SOURCE MATERIAL start

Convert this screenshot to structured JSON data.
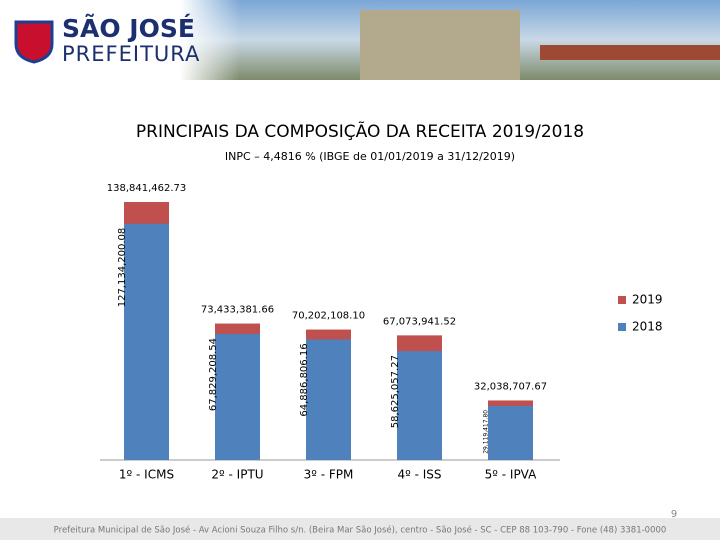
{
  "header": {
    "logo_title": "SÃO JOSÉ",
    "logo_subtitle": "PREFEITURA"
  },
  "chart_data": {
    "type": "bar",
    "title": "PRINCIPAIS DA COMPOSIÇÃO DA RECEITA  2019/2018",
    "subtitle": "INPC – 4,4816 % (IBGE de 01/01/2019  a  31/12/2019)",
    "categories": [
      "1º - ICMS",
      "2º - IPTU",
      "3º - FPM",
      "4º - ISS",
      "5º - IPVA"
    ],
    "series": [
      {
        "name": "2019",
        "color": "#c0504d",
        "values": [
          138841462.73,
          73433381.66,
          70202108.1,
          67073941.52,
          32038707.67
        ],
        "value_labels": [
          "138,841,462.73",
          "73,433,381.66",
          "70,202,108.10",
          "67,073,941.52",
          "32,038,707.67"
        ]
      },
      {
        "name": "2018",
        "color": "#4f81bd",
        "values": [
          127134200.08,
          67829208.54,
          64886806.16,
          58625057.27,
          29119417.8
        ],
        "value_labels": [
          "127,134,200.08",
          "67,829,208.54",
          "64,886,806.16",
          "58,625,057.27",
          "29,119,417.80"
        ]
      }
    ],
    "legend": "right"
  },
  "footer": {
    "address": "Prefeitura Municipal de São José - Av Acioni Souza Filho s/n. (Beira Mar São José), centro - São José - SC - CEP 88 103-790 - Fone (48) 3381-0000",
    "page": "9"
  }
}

SOURCE MATERIAL end

Repeat the listing verbatim. Skip the pictures.

**WRITTEN RESPONSE**:
Convert this screenshot to structured JSON data.
{
  "header": {
    "logo_title": "SÃO JOSÉ",
    "logo_subtitle": "PREFEITURA"
  },
  "chart_data": {
    "type": "bar",
    "title": "PRINCIPAIS DA COMPOSIÇÃO DA RECEITA  2019/2018",
    "subtitle": "INPC – 4,4816 % (IBGE de 01/01/2019  a  31/12/2019)",
    "categories": [
      "1º - ICMS",
      "2º - IPTU",
      "3º - FPM",
      "4º - ISS",
      "5º - IPVA"
    ],
    "series": [
      {
        "name": "2019",
        "color": "#c0504d",
        "values": [
          138841462.73,
          73433381.66,
          70202108.1,
          67073941.52,
          32038707.67
        ],
        "value_labels": [
          "138,841,462.73",
          "73,433,381.66",
          "70,202,108.10",
          "67,073,941.52",
          "32,038,707.67"
        ]
      },
      {
        "name": "2018",
        "color": "#4f81bd",
        "values": [
          127134200.08,
          67829208.54,
          64886806.16,
          58625057.27,
          29119417.8
        ],
        "value_labels": [
          "127,134,200.08",
          "67,829,208.54",
          "64,886,806.16",
          "58,625,057.27",
          "29,119,417.80"
        ]
      }
    ],
    "legend": "right"
  },
  "footer": {
    "address": "Prefeitura Municipal de São José - Av Acioni Souza Filho s/n. (Beira Mar São José), centro - São José - SC - CEP 88 103-790 - Fone (48) 3381-0000",
    "page": "9"
  }
}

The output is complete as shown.